**Aim of the task**
Provide the data again in its entirety, exactly as given.

**Entries provided**

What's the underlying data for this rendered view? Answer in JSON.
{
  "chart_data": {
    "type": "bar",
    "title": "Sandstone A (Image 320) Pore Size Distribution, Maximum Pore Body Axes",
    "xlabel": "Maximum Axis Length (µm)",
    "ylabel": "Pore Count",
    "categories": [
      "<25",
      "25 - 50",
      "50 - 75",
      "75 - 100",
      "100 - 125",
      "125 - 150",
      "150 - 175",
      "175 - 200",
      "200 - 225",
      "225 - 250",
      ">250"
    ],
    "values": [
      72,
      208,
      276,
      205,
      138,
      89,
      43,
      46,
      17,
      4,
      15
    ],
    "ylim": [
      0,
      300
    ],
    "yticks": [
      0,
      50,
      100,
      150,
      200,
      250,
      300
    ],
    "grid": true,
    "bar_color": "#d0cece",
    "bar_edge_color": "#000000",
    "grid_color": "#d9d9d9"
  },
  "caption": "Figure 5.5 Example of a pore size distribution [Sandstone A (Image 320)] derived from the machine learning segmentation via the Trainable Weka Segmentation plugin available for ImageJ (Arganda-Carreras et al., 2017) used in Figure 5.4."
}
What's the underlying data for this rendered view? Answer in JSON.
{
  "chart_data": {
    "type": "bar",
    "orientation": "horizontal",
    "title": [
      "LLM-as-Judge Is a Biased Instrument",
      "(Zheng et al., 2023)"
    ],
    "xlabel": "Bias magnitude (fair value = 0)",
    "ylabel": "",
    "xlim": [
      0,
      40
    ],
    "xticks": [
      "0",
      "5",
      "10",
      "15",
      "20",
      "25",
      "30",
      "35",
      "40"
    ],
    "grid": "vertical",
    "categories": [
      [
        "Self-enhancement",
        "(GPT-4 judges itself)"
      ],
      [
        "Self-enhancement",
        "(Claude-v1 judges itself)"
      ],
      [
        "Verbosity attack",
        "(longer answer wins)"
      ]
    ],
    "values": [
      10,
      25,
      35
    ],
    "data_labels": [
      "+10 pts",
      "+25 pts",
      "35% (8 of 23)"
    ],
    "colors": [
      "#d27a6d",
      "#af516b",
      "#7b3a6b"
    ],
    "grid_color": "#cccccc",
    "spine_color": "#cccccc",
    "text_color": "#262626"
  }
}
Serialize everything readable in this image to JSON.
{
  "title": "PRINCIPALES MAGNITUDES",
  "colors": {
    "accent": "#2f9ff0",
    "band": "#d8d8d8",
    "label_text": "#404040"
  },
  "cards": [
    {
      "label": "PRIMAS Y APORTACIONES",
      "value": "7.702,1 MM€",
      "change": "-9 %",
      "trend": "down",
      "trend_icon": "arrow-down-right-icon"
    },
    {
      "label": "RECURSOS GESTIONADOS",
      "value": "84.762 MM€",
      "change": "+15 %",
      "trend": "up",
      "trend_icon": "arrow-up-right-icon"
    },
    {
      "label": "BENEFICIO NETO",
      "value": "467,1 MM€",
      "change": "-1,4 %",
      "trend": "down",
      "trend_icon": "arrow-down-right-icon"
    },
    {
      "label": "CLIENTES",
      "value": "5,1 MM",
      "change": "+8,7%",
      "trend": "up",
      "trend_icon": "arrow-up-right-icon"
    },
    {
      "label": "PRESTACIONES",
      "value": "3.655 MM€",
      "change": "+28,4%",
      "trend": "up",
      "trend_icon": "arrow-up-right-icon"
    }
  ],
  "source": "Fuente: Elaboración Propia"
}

**Finished task**
What's the underlying data for this rendered view? Answer in JSON.
{
  "chart_data": {
    "type": "bar",
    "title": "Sandstone A (Image 320) Pore Size Distribution, Maximum Pore Body Axes",
    "xlabel": "Maximum Axis Length (µm)",
    "ylabel": "Pore Count",
    "categories": [
      "<25",
      "25 - 50",
      "50 - 75",
      "75 - 100",
      "100 - 125",
      "125 - 150",
      "150 - 175",
      "175 - 200",
      "200 - 225",
      "225 - 250",
      ">250"
    ],
    "values": [
      72,
      208,
      276,
      205,
      138,
      89,
      43,
      46,
      17,
      4,
      15
    ],
    "ylim": [
      0,
      300
    ],
    "yticks": [
      0,
      50,
      100,
      150,
      200,
      250,
      300
    ],
    "grid": true,
    "bar_color": "#d0cece",
    "bar_edge_color": "#000000",
    "grid_color": "#d9d9d9"
  },
  "caption": "Figure 5.5 Example of a pore size distribution [Sandstone A (Image 320)] derived from the machine learning segmentation via the Trainable Weka Segmentation plugin available for ImageJ (Arganda-Carreras et al., 2017) used in Figure 5.4."
}
What's the underlying data for this rendered view? Answer in JSON.
{
  "chart_data": {
    "type": "bar",
    "orientation": "horizontal",
    "title": [
      "LLM-as-Judge Is a Biased Instrument",
      "(Zheng et al., 2023)"
    ],
    "xlabel": "Bias magnitude (fair value = 0)",
    "ylabel": "",
    "xlim": [
      0,
      40
    ],
    "xticks": [
      "0",
      "5",
      "10",
      "15",
      "20",
      "25",
      "30",
      "35",
      "40"
    ],
    "grid": "vertical",
    "categories": [
      [
        "Self-enhancement",
        "(GPT-4 judges itself)"
      ],
      [
        "Self-enhancement",
        "(Claude-v1 judges itself)"
      ],
      [
        "Verbosity attack",
        "(longer answer wins)"
      ]
    ],
    "values": [
      10,
      25,
      35
    ],
    "data_labels": [
      "+10 pts",
      "+25 pts",
      "35% (8 of 23)"
    ],
    "colors": [
      "#d27a6d",
      "#af516b",
      "#7b3a6b"
    ],
    "grid_color": "#cccccc",
    "spine_color": "#cccccc",
    "text_color": "#262626"
  }
}
Serialize everything readable in this image to JSON.
{
  "title": "PRINCIPALES MAGNITUDES",
  "colors": {
    "accent": "#2f9ff0",
    "band": "#d8d8d8",
    "label_text": "#404040"
  },
  "cards": [
    {
      "label": "PRIMAS Y APORTACIONES",
      "value": "7.702,1 MM€",
      "change": "-9 %",
      "trend": "down",
      "trend_icon": "arrow-down-right-icon"
    },
    {
      "label": "RECURSOS GESTIONADOS",
      "value": "84.762 MM€",
      "change": "+15 %",
      "trend": "up",
      "trend_icon": "arrow-up-right-icon"
    },
    {
      "label": "BENEFICIO NETO",
      "value": "467,1 MM€",
      "change": "-1,4 %",
      "trend": "down",
      "trend_icon": "arrow-down-right-icon"
    },
    {
      "label": "CLIENTES",
      "value": "5,1 MM",
      "change": "+8,7%",
      "trend": "up",
      "trend_icon": "arrow-up-right-icon"
    },
    {
      "label": "PRESTACIONES",
      "value": "3.655 MM€",
      "change": "+28,4%",
      "trend": "up",
      "trend_icon": "arrow-up-right-icon"
    }
  ],
  "source": "Fuente: Elaboración Propia"
}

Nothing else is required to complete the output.